*** INPUT
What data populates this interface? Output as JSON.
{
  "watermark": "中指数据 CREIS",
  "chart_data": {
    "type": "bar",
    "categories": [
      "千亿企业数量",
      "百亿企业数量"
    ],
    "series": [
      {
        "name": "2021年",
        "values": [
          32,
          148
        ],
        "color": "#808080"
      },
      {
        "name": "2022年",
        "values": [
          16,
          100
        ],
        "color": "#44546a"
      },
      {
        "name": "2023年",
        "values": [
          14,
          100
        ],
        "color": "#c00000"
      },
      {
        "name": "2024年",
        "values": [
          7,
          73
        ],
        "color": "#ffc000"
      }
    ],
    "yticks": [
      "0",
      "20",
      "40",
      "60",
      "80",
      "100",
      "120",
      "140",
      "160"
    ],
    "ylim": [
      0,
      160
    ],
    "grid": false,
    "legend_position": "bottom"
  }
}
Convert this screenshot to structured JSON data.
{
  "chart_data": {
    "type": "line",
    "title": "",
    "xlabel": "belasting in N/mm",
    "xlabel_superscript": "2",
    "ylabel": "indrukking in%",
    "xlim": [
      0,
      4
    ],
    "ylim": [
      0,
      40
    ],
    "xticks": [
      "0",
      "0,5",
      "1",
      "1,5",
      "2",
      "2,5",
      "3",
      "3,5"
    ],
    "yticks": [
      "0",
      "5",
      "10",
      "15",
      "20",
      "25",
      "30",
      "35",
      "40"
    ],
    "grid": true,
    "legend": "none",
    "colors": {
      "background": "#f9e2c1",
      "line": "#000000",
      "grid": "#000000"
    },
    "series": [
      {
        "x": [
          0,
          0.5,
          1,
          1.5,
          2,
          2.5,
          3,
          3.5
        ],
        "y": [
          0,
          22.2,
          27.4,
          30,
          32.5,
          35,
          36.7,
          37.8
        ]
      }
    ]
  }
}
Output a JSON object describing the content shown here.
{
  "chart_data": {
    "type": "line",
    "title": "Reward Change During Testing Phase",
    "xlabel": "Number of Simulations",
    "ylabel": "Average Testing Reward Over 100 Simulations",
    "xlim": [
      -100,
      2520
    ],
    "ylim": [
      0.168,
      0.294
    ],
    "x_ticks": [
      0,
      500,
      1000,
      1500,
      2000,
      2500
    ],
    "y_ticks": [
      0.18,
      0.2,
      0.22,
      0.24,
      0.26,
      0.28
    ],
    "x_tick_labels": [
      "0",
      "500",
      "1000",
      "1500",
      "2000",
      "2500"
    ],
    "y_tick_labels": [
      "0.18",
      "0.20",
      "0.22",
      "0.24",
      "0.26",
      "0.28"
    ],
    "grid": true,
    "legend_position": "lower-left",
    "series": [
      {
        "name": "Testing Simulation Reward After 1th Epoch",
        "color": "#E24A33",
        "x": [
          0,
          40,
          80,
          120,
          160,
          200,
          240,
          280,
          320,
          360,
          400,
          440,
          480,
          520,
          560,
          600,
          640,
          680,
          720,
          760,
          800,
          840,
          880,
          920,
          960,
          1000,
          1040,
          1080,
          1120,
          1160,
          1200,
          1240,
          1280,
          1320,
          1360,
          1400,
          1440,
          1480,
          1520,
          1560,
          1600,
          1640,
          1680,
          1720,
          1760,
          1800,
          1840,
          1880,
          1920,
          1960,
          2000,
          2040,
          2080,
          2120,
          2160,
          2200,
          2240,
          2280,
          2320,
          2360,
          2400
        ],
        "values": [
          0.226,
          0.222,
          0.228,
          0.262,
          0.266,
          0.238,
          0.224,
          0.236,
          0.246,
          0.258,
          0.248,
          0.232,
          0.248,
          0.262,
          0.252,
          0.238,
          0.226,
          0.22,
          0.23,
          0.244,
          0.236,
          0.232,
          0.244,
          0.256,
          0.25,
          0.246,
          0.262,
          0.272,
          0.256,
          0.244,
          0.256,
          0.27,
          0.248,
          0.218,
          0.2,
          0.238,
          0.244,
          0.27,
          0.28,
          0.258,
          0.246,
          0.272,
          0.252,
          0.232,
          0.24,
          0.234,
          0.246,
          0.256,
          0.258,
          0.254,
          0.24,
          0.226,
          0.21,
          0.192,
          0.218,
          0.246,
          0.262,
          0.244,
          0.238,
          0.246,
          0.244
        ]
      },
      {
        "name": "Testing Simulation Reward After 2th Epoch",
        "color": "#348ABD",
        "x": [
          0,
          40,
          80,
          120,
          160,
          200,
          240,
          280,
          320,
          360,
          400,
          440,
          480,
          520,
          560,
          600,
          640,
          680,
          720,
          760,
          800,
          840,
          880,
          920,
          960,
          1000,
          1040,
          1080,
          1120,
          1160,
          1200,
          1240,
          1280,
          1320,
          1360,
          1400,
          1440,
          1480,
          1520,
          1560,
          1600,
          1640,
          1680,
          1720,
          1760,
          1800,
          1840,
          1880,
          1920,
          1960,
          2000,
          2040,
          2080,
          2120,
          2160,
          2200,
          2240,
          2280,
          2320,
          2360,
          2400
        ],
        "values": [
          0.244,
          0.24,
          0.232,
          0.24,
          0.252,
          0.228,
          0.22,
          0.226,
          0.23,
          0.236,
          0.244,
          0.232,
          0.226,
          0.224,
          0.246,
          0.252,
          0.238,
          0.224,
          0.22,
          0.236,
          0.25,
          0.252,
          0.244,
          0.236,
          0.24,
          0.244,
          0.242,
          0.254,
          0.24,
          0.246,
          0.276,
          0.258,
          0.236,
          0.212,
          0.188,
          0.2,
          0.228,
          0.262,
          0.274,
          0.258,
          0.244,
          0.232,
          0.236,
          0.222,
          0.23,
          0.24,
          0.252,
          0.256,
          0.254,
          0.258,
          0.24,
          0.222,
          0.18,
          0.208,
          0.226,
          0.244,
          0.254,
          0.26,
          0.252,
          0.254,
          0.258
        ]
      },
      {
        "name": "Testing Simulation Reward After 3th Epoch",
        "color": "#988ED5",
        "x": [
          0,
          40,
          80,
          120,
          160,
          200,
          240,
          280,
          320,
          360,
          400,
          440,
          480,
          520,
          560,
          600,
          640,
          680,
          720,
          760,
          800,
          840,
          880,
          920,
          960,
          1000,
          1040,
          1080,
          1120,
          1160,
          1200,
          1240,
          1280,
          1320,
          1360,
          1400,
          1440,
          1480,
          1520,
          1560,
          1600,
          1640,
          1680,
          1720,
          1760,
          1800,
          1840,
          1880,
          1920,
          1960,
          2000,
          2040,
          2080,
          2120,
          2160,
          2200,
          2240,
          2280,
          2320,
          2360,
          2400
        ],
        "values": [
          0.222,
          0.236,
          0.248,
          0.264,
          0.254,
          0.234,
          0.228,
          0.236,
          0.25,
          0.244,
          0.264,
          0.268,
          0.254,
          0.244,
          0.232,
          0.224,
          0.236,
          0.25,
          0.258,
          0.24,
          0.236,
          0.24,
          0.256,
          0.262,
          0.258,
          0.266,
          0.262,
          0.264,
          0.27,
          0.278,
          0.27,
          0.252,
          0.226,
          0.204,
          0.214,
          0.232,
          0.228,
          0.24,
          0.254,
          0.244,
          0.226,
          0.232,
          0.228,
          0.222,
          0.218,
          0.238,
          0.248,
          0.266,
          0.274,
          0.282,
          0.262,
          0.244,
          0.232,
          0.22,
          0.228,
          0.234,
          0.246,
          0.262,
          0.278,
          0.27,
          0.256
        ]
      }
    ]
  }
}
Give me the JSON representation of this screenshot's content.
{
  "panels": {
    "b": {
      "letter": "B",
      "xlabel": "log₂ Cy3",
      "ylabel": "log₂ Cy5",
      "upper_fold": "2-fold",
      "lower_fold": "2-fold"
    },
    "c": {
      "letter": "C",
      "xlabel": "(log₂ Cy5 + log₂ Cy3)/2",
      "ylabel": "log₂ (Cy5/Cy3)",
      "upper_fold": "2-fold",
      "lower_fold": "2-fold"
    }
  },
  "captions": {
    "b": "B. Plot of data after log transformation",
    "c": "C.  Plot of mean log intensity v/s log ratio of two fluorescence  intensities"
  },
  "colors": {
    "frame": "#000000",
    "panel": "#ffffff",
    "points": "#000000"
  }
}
******
EXERCISE – Using the listing above, show each line holding the string "Epoch".

EXPECTED ANSWER –
        "name": "Testing Simulation Reward After 1th Epoch",
        "name": "Testing Simulation Reward After 2th Epoch",
        "name": "Testing Simulation Reward After 3th Epoch",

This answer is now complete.